_Exercise brief_
Any pictures in the records below should be skipped; write out everything else exactly.

— Begin Information given —

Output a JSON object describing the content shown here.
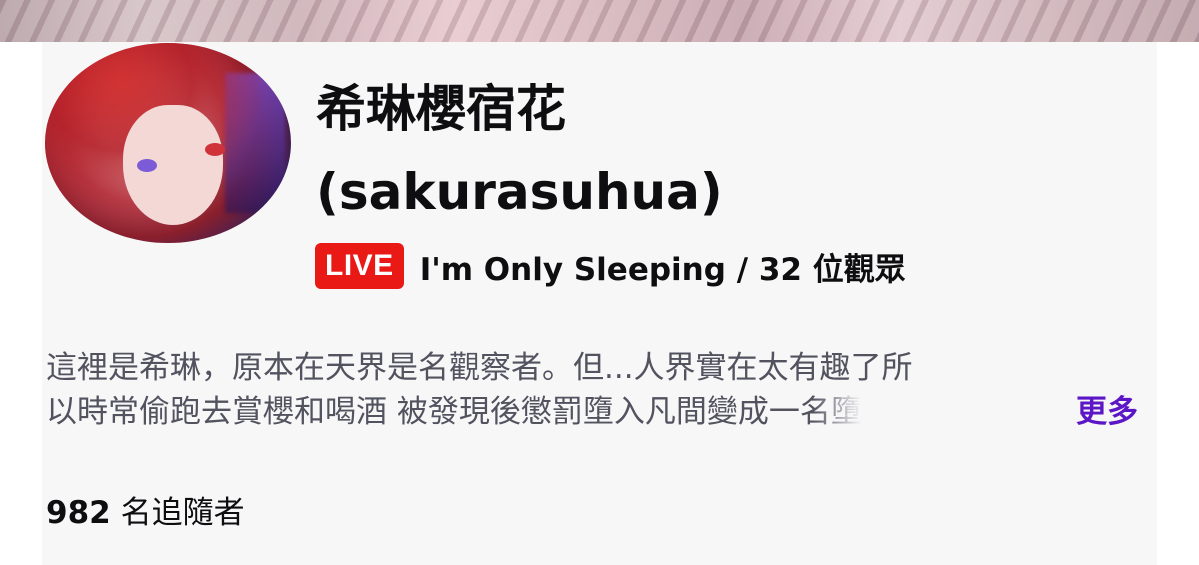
{
  "channel": {
    "display_name": "希琳櫻宿花",
    "login_name": "(sakurasuhua)",
    "live_badge": "LIVE",
    "stream_title": "I'm Only Sleeping",
    "separator": " / ",
    "viewers": "32 位觀眾"
  },
  "about": {
    "description_line_1": "這裡是希琳，原本在天界是名觀察者。但...人界實在太有趣了所",
    "description_line_2": "以時常偷跑去賞櫻和喝酒 被發現後懲罰墮入凡間變成一名墮",
    "more_label": "更多"
  },
  "followers": {
    "count": "982",
    "label": " 名追隨者"
  },
  "colors": {
    "live_badge_bg": "#e91916",
    "more_link": "#5c16c5",
    "card_bg": "#f7f7f8"
  }
}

— End Information given —

_Full output_
Output a JSON object describing the content shown here.
{
  "channel": {
    "display_name": "希琳櫻宿花",
    "login_name": "(sakurasuhua)",
    "live_badge": "LIVE",
    "stream_title": "I'm Only Sleeping",
    "separator": " / ",
    "viewers": "32 位觀眾"
  },
  "about": {
    "description_line_1": "這裡是希琳，原本在天界是名觀察者。但...人界實在太有趣了所",
    "description_line_2": "以時常偷跑去賞櫻和喝酒 被發現後懲罰墮入凡間變成一名墮",
    "more_label": "更多"
  },
  "followers": {
    "count": "982",
    "label": " 名追隨者"
  },
  "colors": {
    "live_badge_bg": "#e91916",
    "more_link": "#5c16c5",
    "card_bg": "#f7f7f8"
  }
}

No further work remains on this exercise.